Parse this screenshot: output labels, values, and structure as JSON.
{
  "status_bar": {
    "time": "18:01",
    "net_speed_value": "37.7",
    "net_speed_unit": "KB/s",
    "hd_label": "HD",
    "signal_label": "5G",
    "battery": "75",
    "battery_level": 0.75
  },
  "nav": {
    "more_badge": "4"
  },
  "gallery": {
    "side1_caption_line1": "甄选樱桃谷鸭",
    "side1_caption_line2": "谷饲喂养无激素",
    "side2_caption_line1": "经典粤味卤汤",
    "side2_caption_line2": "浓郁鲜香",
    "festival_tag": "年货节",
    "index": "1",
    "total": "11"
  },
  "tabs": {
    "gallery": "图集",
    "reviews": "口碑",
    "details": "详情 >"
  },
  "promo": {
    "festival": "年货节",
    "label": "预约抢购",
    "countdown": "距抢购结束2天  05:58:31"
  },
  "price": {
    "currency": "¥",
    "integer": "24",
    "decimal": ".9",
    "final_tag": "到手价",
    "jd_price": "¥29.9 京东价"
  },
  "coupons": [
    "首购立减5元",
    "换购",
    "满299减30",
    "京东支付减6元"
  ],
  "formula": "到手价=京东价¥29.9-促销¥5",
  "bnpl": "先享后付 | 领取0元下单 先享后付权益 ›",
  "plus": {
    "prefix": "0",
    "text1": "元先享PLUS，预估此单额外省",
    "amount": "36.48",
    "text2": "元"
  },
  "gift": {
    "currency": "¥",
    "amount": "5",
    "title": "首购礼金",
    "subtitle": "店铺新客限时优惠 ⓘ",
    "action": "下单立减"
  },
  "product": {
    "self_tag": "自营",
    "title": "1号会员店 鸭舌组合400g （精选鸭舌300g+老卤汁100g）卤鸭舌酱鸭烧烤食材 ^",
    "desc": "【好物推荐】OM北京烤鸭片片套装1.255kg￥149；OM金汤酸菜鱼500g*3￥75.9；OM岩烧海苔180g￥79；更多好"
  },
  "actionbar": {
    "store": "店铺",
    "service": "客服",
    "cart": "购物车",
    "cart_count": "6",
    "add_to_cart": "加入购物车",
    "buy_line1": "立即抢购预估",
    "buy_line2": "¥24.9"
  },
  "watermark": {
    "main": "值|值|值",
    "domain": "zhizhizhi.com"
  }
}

-=-=-

## WHAT IS REQUIRED
Write out the whole listing again. Match it word for word.

## SOLUTION FOR THIS TASK
Parse this screenshot: output labels, values, and structure as JSON.
{
  "status_bar": {
    "time": "18:01",
    "net_speed_value": "37.7",
    "net_speed_unit": "KB/s",
    "hd_label": "HD",
    "signal_label": "5G",
    "battery": "75",
    "battery_level": 0.75
  },
  "nav": {
    "more_badge": "4"
  },
  "gallery": {
    "side1_caption_line1": "甄选樱桃谷鸭",
    "side1_caption_line2": "谷饲喂养无激素",
    "side2_caption_line1": "经典粤味卤汤",
    "side2_caption_line2": "浓郁鲜香",
    "festival_tag": "年货节",
    "index": "1",
    "total": "11"
  },
  "tabs": {
    "gallery": "图集",
    "reviews": "口碑",
    "details": "详情 >"
  },
  "promo": {
    "festival": "年货节",
    "label": "预约抢购",
    "countdown": "距抢购结束2天  05:58:31"
  },
  "price": {
    "currency": "¥",
    "integer": "24",
    "decimal": ".9",
    "final_tag": "到手价",
    "jd_price": "¥29.9 京东价"
  },
  "coupons": [
    "首购立减5元",
    "换购",
    "满299减30",
    "京东支付减6元"
  ],
  "formula": "到手价=京东价¥29.9-促销¥5",
  "bnpl": "先享后付 | 领取0元下单 先享后付权益 ›",
  "plus": {
    "prefix": "0",
    "text1": "元先享PLUS，预估此单额外省",
    "amount": "36.48",
    "text2": "元"
  },
  "gift": {
    "currency": "¥",
    "amount": "5",
    "title": "首购礼金",
    "subtitle": "店铺新客限时优惠 ⓘ",
    "action": "下单立减"
  },
  "product": {
    "self_tag": "自营",
    "title": "1号会员店 鸭舌组合400g （精选鸭舌300g+老卤汁100g）卤鸭舌酱鸭烧烤食材 ^",
    "desc": "【好物推荐】OM北京烤鸭片片套装1.255kg￥149；OM金汤酸菜鱼500g*3￥75.9；OM岩烧海苔180g￥79；更多好"
  },
  "actionbar": {
    "store": "店铺",
    "service": "客服",
    "cart": "购物车",
    "cart_count": "6",
    "add_to_cart": "加入购物车",
    "buy_line1": "立即抢购预估",
    "buy_line2": "¥24.9"
  },
  "watermark": {
    "main": "值|值|值",
    "domain": "zhizhizhi.com"
  }
}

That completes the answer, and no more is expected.